PASSAGE:
──────────

Delaying a function call over a time delta should be a feature, not a side-effect. In your engine it should be very easy to specify a message that will be processed immediately (like a function call), or to specify a delayed "queued" message that will sit and be processed later.

Yes, I agree that it should be a 'feature', in the sense it should be planned for and controllable (rather than something out of my control which it feels like with this 4+ frames cascade). Hopefully what I described above will remedy this.

Regarding the immediate message processing, I was reading the event chapter in 'Game Coding Complete' and they discuss this solution using the Observer pattern. I could do this definitely but I'm a bit worried about the concurrency issue. As I mentioned in the original post, double buffering might help, so the system itself will work on the current buffer but any queries (e.g. checking for ray intersection/collision for touch control) would use the 'old' buffer. I think this should solve it anyway!

Frankly trying to make everything in your engine run as an amorphous blob like a "task" is just going to end in tears, as others have stated some systems really do need to run before others. Like all your input should be processed and converted into events the second you go to process events and you should then process all those messages at once. Leaving things to happen frames later seems to me like it will just end up creating buggy, convoluted code and make it easier to make mistakes like queuing things up incorrectly.

Also rendering is not that easy to run in parallel because it depends on rendering a scene based on information about where things are in the scene, if you go and start updating ai and physics and such then things end up completely changing positions or animations. Getting around that would require copying or locking the data each time you want to render, which sounds horribly slow.

Games are not a great candidate for concurrency unfortunately, that's why only certain systems are useful to parallelize, and why the only threading is usually a system that eats up computation tasks.

──────────

[Image element box records]
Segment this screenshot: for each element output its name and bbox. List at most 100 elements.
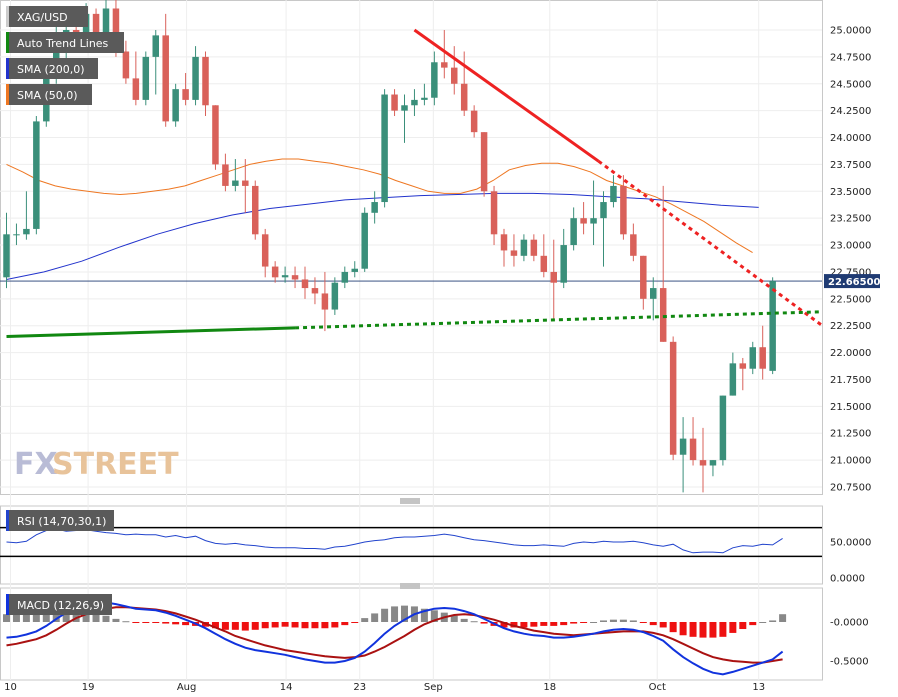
candle-body: [351, 268, 358, 272]
rsi-legend: RSI (14,70,30,1): [6, 510, 114, 531]
x-tick-label: 18: [543, 682, 556, 693]
candle-body: [13, 234, 20, 236]
macd-histogram-bar: [719, 622, 727, 637]
macd-histogram-bar: [401, 605, 408, 622]
candle-body: [719, 395, 727, 461]
macd-histogram-bar: [639, 622, 647, 623]
macd-histogram-bar: [520, 622, 528, 628]
candle: [530, 234, 538, 262]
x-tick-label: 23: [353, 682, 366, 693]
candle: [182, 73, 189, 106]
candle: [421, 83, 428, 106]
candle: [739, 357, 747, 391]
candle: [371, 191, 378, 224]
macd-histogram-bar: [311, 622, 319, 629]
candle-body: [142, 56, 150, 100]
legend-item-0-box: [6, 6, 88, 27]
legend-item-1: Auto Trend Lines: [6, 32, 124, 53]
fxstreet-watermark: FX STREET: [14, 447, 179, 482]
candle: [381, 89, 388, 208]
candle-body: [739, 363, 747, 369]
macd-histogram-bar: [132, 622, 140, 623]
macd-histogram-bar: [62, 611, 70, 622]
candle: [640, 255, 647, 310]
y-tick-label: 22.5000: [830, 294, 871, 305]
candle: [152, 30, 159, 95]
x-tick-label: Aug: [177, 682, 197, 693]
macd-histogram-bar: [12, 614, 20, 622]
macd-histogram-bar: [649, 622, 657, 626]
y-tick-label: 21.7500: [830, 375, 871, 386]
candle: [13, 223, 20, 246]
macd-histogram-bar: [420, 608, 428, 622]
x-tick-label: 19: [82, 682, 95, 693]
macd-histogram-bar: [261, 622, 269, 629]
macd-legend: MACD (12,26,9): [6, 594, 112, 615]
candle-body: [659, 288, 667, 342]
candle: [749, 341, 756, 375]
macd-histogram-bar: [3, 614, 10, 622]
candle: [401, 94, 408, 143]
candle-body: [33, 121, 40, 229]
candle-body: [580, 218, 587, 224]
y-tick-label: 24.5000: [830, 79, 871, 90]
candle-body: [371, 202, 378, 213]
candle-body: [192, 56, 199, 100]
candle: [699, 427, 707, 493]
legend-item-0-swatch: [6, 6, 9, 27]
macd-histogram-bar: [331, 622, 339, 628]
candle-body: [291, 275, 299, 280]
candle: [192, 46, 199, 106]
candle: [580, 202, 587, 235]
legend-item-2: SMA (200,0): [6, 58, 98, 79]
candle-body: [650, 288, 657, 299]
macd-histogram-bar: [82, 611, 90, 622]
candle-body: [729, 363, 737, 396]
candle-body: [520, 239, 528, 256]
candle-body: [3, 234, 10, 278]
candle: [411, 89, 418, 117]
macd-histogram-bar: [540, 622, 548, 626]
macd-histogram-bar: [560, 622, 568, 626]
candle: [630, 223, 637, 262]
watermark-fx: FX: [14, 447, 58, 482]
macd-histogram-bar: [739, 622, 747, 630]
candle-body: [421, 97, 428, 100]
candle: [23, 191, 30, 240]
candle: [271, 261, 279, 283]
rsi-tick-label: 0.0000: [830, 574, 865, 585]
macd-histogram-bar: [669, 622, 677, 633]
candle-body: [391, 94, 398, 111]
candle: [689, 417, 697, 466]
rsi-tick-label: 50.0000: [830, 538, 871, 549]
candle: [361, 207, 368, 272]
candle: [451, 46, 458, 95]
x-tick-label: 13: [752, 682, 765, 693]
x-tick-label: Oct: [649, 682, 666, 693]
rsi-line: [6, 528, 783, 554]
candle: [252, 180, 259, 240]
candle: [291, 266, 299, 289]
candle: [510, 234, 518, 267]
macd-histogram-bar: [42, 612, 50, 622]
legend-item-3-text: SMA (50,0): [17, 89, 78, 102]
candle: [441, 30, 448, 79]
candle-body: [172, 89, 179, 122]
y-tick-label: 24.0000: [830, 133, 871, 144]
candle-body: [490, 191, 498, 235]
macd-histogram-bar: [321, 622, 329, 629]
legend-item-0: XAG/USD: [6, 6, 88, 27]
candle: [232, 159, 239, 192]
candle-body: [480, 132, 488, 192]
candle-body: [112, 8, 120, 52]
candle: [480, 132, 488, 197]
candle: [500, 228, 508, 267]
macd-histogram-bar: [381, 608, 389, 622]
macd-histogram-bar: [361, 618, 369, 622]
legend-item-1-box: [6, 32, 124, 53]
macd-histogram-bar: [460, 618, 468, 622]
candle-body: [600, 202, 607, 219]
macd-histogram-bar: [172, 622, 180, 625]
legend-item-2-swatch: [6, 58, 9, 79]
candle-body: [321, 293, 329, 310]
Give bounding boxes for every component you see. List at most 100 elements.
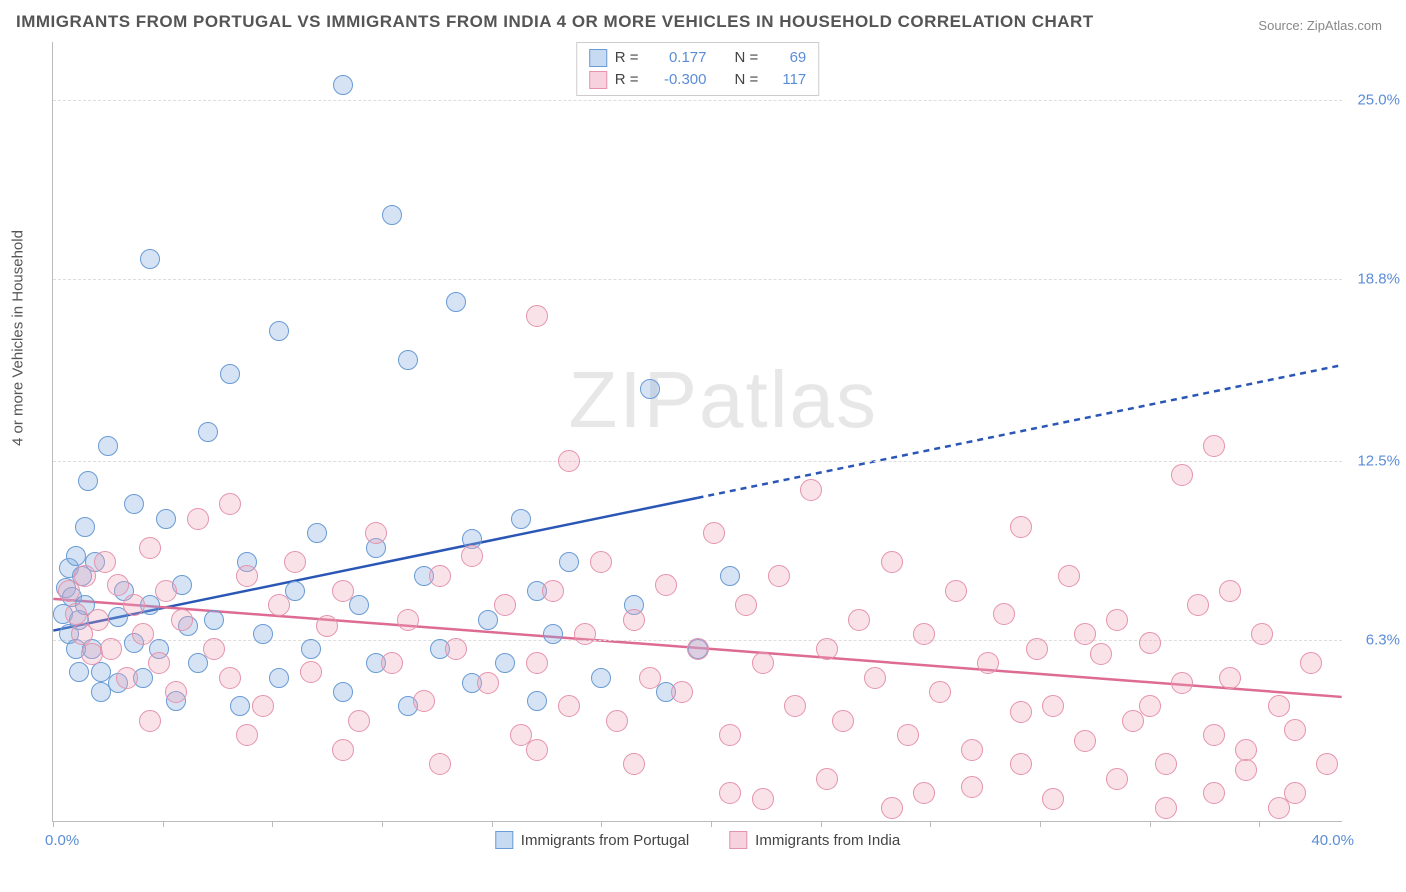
- x-tick-mark: [492, 821, 493, 827]
- scatter-point: [269, 321, 289, 341]
- scatter-point: [478, 610, 498, 630]
- scatter-point: [800, 479, 822, 501]
- scatter-point: [398, 350, 418, 370]
- scatter-point: [69, 662, 89, 682]
- scatter-point: [816, 638, 838, 660]
- scatter-point: [913, 782, 935, 804]
- source-name: ZipAtlas.com: [1307, 18, 1382, 33]
- scatter-point: [413, 690, 435, 712]
- scatter-point: [155, 580, 177, 602]
- legend-item: Immigrants from India: [729, 831, 900, 849]
- scatter-point: [816, 768, 838, 790]
- gridline: [53, 279, 1342, 280]
- scatter-point: [1139, 632, 1161, 654]
- scatter-point: [768, 565, 790, 587]
- scatter-point: [219, 493, 241, 515]
- scatter-point: [132, 623, 154, 645]
- scatter-point: [236, 724, 258, 746]
- x-tick-mark: [1150, 821, 1151, 827]
- scatter-point: [559, 552, 579, 572]
- gridline: [53, 100, 1342, 101]
- scatter-point: [477, 672, 499, 694]
- scatter-point: [1106, 768, 1128, 790]
- scatter-point: [1219, 667, 1241, 689]
- scatter-point: [832, 710, 854, 732]
- scatter-point: [332, 739, 354, 761]
- scatter-point: [74, 565, 96, 587]
- scatter-point: [94, 551, 116, 573]
- scatter-point: [848, 609, 870, 631]
- scatter-point: [864, 667, 886, 689]
- scatter-point: [100, 638, 122, 660]
- scatter-point: [124, 494, 144, 514]
- scatter-point: [526, 652, 548, 674]
- n-label: N =: [735, 47, 759, 69]
- scatter-point: [1203, 435, 1225, 457]
- scatter-point: [1074, 730, 1096, 752]
- scatter-point: [1316, 753, 1338, 775]
- scatter-point: [1251, 623, 1273, 645]
- scatter-point: [590, 551, 612, 573]
- scatter-point: [1026, 638, 1048, 660]
- scatter-point: [558, 450, 580, 472]
- scatter-point: [1042, 695, 1064, 717]
- x-tick-mark: [272, 821, 273, 827]
- x-tick-mark: [163, 821, 164, 827]
- legend-swatch: [729, 831, 747, 849]
- scatter-point: [204, 610, 224, 630]
- source-label: Source:: [1258, 18, 1303, 33]
- scatter-point: [365, 522, 387, 544]
- scatter-point: [527, 691, 547, 711]
- legend-item: Immigrants from Portugal: [495, 831, 689, 849]
- scatter-point: [1268, 695, 1290, 717]
- scatter-point: [1203, 724, 1225, 746]
- scatter-point: [165, 681, 187, 703]
- x-tick-mark: [711, 821, 712, 827]
- scatter-point: [203, 638, 225, 660]
- legend-swatch: [589, 71, 607, 89]
- scatter-point: [107, 574, 129, 596]
- legend-swatch: [589, 49, 607, 67]
- stats-row: R =-0.300N =117: [589, 69, 807, 91]
- scatter-point: [1010, 516, 1032, 538]
- source-attribution: Source: ZipAtlas.com: [1258, 18, 1382, 33]
- plot-area: ZIPatlas R =0.177N =69R =-0.300N =117 Im…: [52, 42, 1342, 822]
- scatter-point: [269, 668, 289, 688]
- scatter-point: [316, 615, 338, 637]
- scatter-point: [511, 509, 531, 529]
- x-tick-mark: [1259, 821, 1260, 827]
- x-axis-min-label: 0.0%: [45, 832, 79, 849]
- scatter-point: [1300, 652, 1322, 674]
- chart-title: IMMIGRANTS FROM PORTUGAL VS IMMIGRANTS F…: [16, 12, 1094, 32]
- bottom-legend: Immigrants from Portugal Immigrants from …: [495, 831, 900, 849]
- scatter-point: [230, 696, 250, 716]
- scatter-point: [171, 609, 193, 631]
- scatter-point: [139, 537, 161, 559]
- scatter-point: [219, 667, 241, 689]
- scatter-point: [495, 653, 515, 673]
- scatter-point: [285, 581, 305, 601]
- scatter-point: [307, 523, 327, 543]
- scatter-point: [1090, 643, 1112, 665]
- x-tick-mark: [1040, 821, 1041, 827]
- scatter-point: [446, 292, 466, 312]
- n-value: 69: [766, 47, 806, 69]
- scatter-point: [542, 580, 564, 602]
- scatter-point: [1284, 782, 1306, 804]
- n-value: 117: [766, 69, 806, 91]
- scatter-point: [977, 652, 999, 674]
- scatter-point: [1010, 701, 1032, 723]
- scatter-point: [78, 471, 98, 491]
- trend-line-extrapolated: [698, 365, 1342, 498]
- scatter-point: [897, 724, 919, 746]
- scatter-point: [1042, 788, 1064, 810]
- y-tick-label: 12.5%: [1357, 452, 1400, 469]
- scatter-point: [1058, 565, 1080, 587]
- scatter-point: [913, 623, 935, 645]
- scatter-point: [140, 249, 160, 269]
- scatter-point: [65, 603, 87, 625]
- x-tick-mark: [601, 821, 602, 827]
- scatter-point: [300, 661, 322, 683]
- scatter-point: [429, 565, 451, 587]
- scatter-point: [333, 682, 353, 702]
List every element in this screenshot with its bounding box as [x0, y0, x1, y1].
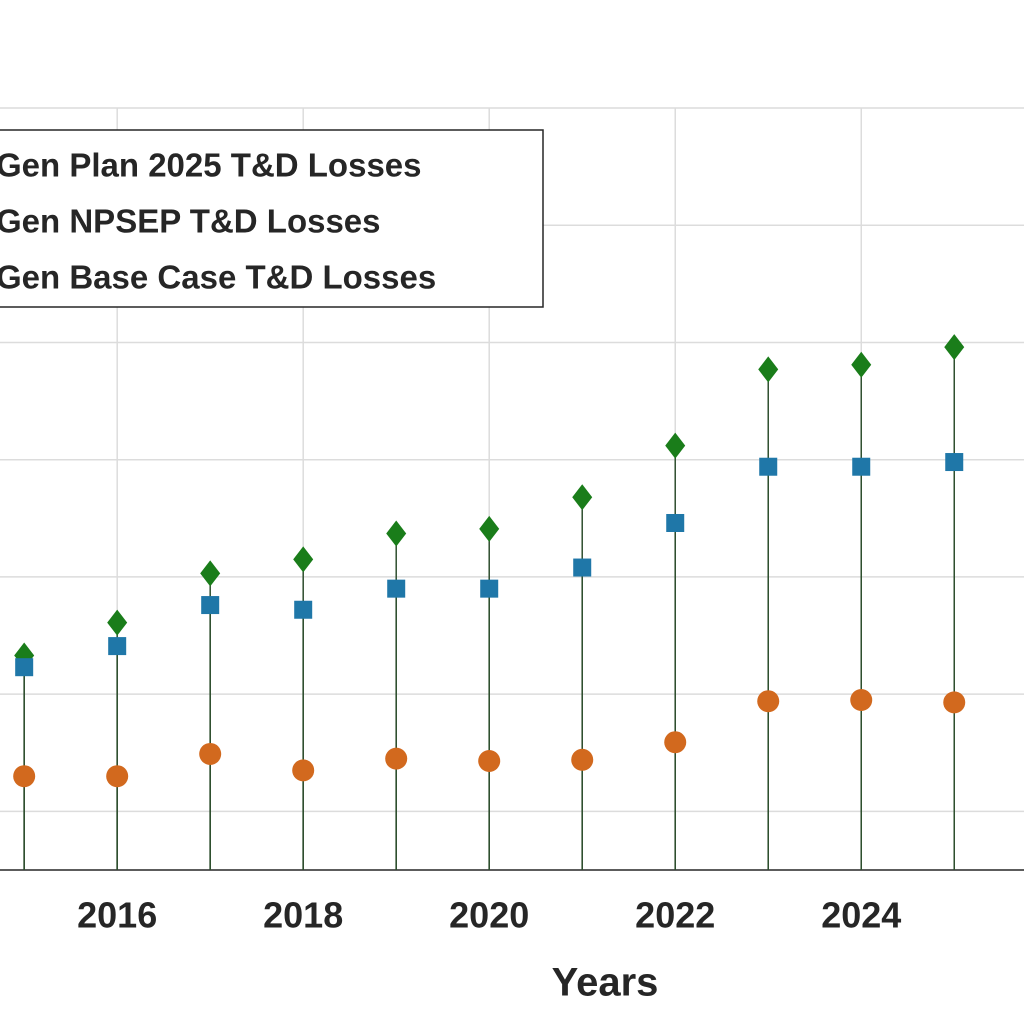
marker [108, 637, 127, 656]
legend: Gen Plan 2025 T&D Losses Gen NPSEP T&D Lo… [0, 129, 544, 308]
marker [15, 658, 34, 677]
x-tick-label: 2020 [449, 895, 529, 936]
legend-label: Gen Base Case T&D Losses [0, 259, 436, 296]
marker [573, 558, 592, 577]
legend-box [0, 129, 544, 308]
marker [106, 765, 129, 788]
x-tick-label: 2016 [77, 895, 157, 936]
marker [664, 731, 687, 754]
marker [200, 560, 221, 587]
marker [107, 609, 128, 636]
marker [201, 596, 220, 615]
legend-label: Gen Plan 2025 T&D Losses [0, 147, 422, 184]
marker [199, 742, 222, 765]
x-tick-label: 2018 [263, 895, 343, 936]
legend-label: Gen NPSEP T&D Losses [0, 203, 381, 240]
marker [13, 765, 36, 788]
marker [759, 457, 778, 476]
x-tick-label: 2024 [821, 895, 901, 936]
marker [665, 432, 686, 459]
marker [945, 453, 964, 472]
marker [757, 690, 780, 713]
marker [293, 546, 314, 573]
marker [387, 579, 406, 598]
marker [572, 484, 593, 511]
marker [480, 579, 499, 598]
marker [943, 691, 966, 714]
marker [386, 520, 407, 547]
marker [292, 759, 315, 782]
marker [851, 351, 872, 378]
marker [850, 689, 873, 712]
x-axis-label: Years [552, 961, 659, 1005]
marker [385, 747, 408, 770]
marker [294, 600, 313, 619]
marker [944, 334, 965, 361]
marker [478, 749, 501, 772]
x-tick-label: 2022 [635, 895, 715, 936]
marker [666, 513, 685, 532]
marker [758, 356, 779, 383]
marker [852, 457, 871, 476]
marker [571, 748, 594, 771]
marker [479, 515, 500, 542]
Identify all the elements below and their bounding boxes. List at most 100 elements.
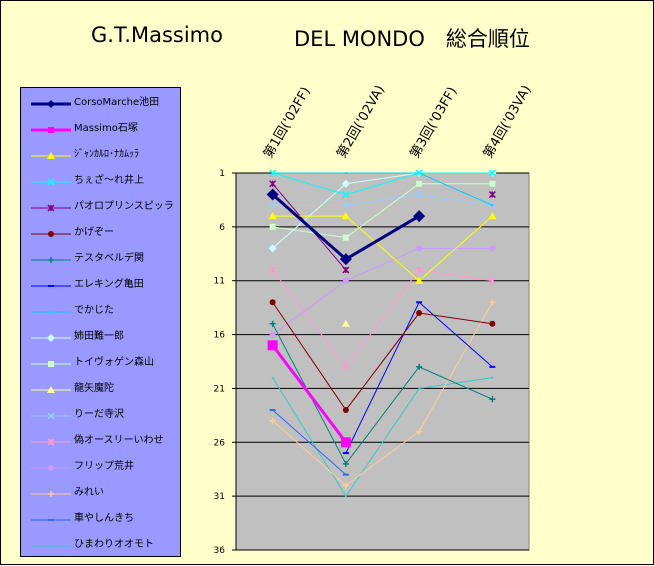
data-point [269, 201, 277, 209]
data-point [47, 334, 55, 342]
legend-label: ｼﾞｬﾝｶﾙﾛ･ﾅｶﾑｯﾗ [74, 149, 139, 160]
legend-label: トイヴォゲン森山 [74, 357, 154, 368]
legend-label: りーだ寺沢 [74, 409, 124, 420]
data-point [47, 386, 55, 393]
data-point [488, 277, 496, 285]
data-point [50, 545, 52, 547]
data-point [415, 191, 423, 199]
series-line [269, 299, 496, 413]
legend-label: 龍矢魔陀 [74, 383, 114, 394]
legend-symbol [31, 386, 71, 393]
y-tick-label: 26 [214, 438, 226, 448]
data-point [342, 363, 350, 371]
data-point [491, 376, 494, 379]
data-point [342, 234, 349, 241]
legend-item: パオロプリンスピッラ [21, 198, 181, 218]
data-point [269, 180, 277, 188]
legend-label: 車やしんきち [74, 513, 134, 524]
legend-label: エレキング亀田 [74, 279, 144, 290]
data-point [48, 465, 54, 471]
legend-item: 龍矢魔陀 [21, 380, 181, 400]
data-point [47, 438, 55, 446]
data-point [413, 210, 426, 223]
legend-item: でかじた [21, 302, 181, 322]
data-point [342, 277, 349, 284]
chart-title-right: DEL MONDO 総合順位 [294, 27, 530, 51]
data-point [341, 212, 350, 220]
legend-item: CorsoMarche池田 [21, 94, 181, 114]
data-point [268, 244, 277, 253]
legend-item: ｼﾞｬﾝｶﾙﾛ･ﾅｶﾑｯﾗ [21, 146, 181, 166]
data-point [341, 319, 350, 327]
y-tick-label: 21 [214, 384, 225, 394]
series-path [272, 194, 493, 206]
chart-title-left: G.T.Massimo [91, 23, 223, 47]
legend-label: Massimo石塚 [74, 123, 138, 134]
legend-item: ひまわりオオモト [21, 536, 181, 556]
legend-item: フリップ荒井 [21, 458, 181, 478]
legend-label: ちぇざ～れ井上 [74, 175, 144, 186]
data-point [48, 491, 54, 497]
data-point [340, 437, 351, 448]
data-point [271, 376, 274, 379]
legend-symbol [31, 438, 71, 446]
data-point [491, 204, 494, 207]
data-point [489, 396, 496, 403]
legend-label: 姉田難一郎 [74, 331, 124, 342]
legend-symbol [31, 204, 71, 212]
legend-symbol [31, 545, 71, 547]
series-line [269, 191, 496, 209]
data-point [342, 460, 349, 467]
series-path [272, 409, 347, 475]
y-tick-label: 31 [214, 492, 225, 502]
x-category-label: 第4回('03VA) [481, 83, 535, 161]
data-point [416, 428, 423, 435]
legend-symbol [31, 152, 71, 159]
legend-item: かげぞー [21, 224, 181, 244]
data-point [269, 331, 276, 338]
data-point [415, 276, 424, 284]
series-path [272, 172, 493, 206]
data-point [267, 340, 278, 351]
data-point [342, 201, 350, 209]
data-point [416, 363, 423, 370]
legend-item: Massimo石塚 [21, 120, 181, 140]
legend-symbol [31, 465, 71, 471]
legend-symbol [31, 231, 71, 237]
series-path [272, 301, 493, 411]
legend-symbol [31, 127, 71, 133]
series-line [342, 301, 496, 455]
legend-item: テスタベルデ関 [21, 250, 181, 270]
series-path [272, 302, 493, 487]
data-point [488, 191, 496, 199]
data-point [489, 299, 496, 306]
chart-title: G.T.Massimo DEL MONDO 総合順位 [1, 23, 654, 59]
data-point [342, 482, 349, 489]
data-point [48, 257, 54, 263]
legend-symbol [31, 361, 71, 367]
data-point [341, 179, 350, 188]
y-tick-label: 11 [214, 277, 225, 287]
data-point [415, 266, 423, 274]
legend-symbol [31, 100, 71, 108]
data-point [342, 406, 349, 413]
legend-label: ひまわりオオモト [74, 539, 154, 550]
legend-symbol [31, 334, 71, 342]
legend-label: 偽オースリーいわせ [74, 435, 164, 446]
data-point [344, 172, 347, 174]
legend-label: かげぞー [74, 227, 114, 238]
data-point [269, 169, 277, 177]
legend-symbol [31, 412, 71, 420]
data-point [488, 169, 496, 177]
series-path [271, 344, 348, 444]
legend-item: 姉田難一郎 [21, 328, 181, 348]
legend-item: 車やしんきち [21, 510, 181, 530]
data-point [415, 169, 423, 177]
data-point [47, 178, 55, 186]
data-point [416, 180, 423, 187]
series-line [267, 340, 351, 448]
data-point [489, 180, 496, 187]
data-point [47, 412, 55, 420]
data-point [342, 191, 350, 199]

──────────

DIRECTIONS FOR THIS TASK:
Copy out the part of the game engine discussion that begins at the words "Also rendering is" and stops after "sounds horribly slow.". The data comes from a different source than the text.

FULL ANSWER:
Also rendering is not that easy to run in parallel because it depends on rendering a scene based on information about where things are in the scene, if you go and start updating ai and physics and such then things end up completely changing positions or animations. Getting around that would require copying or locking the data each time you want to render, which sounds horribly slow.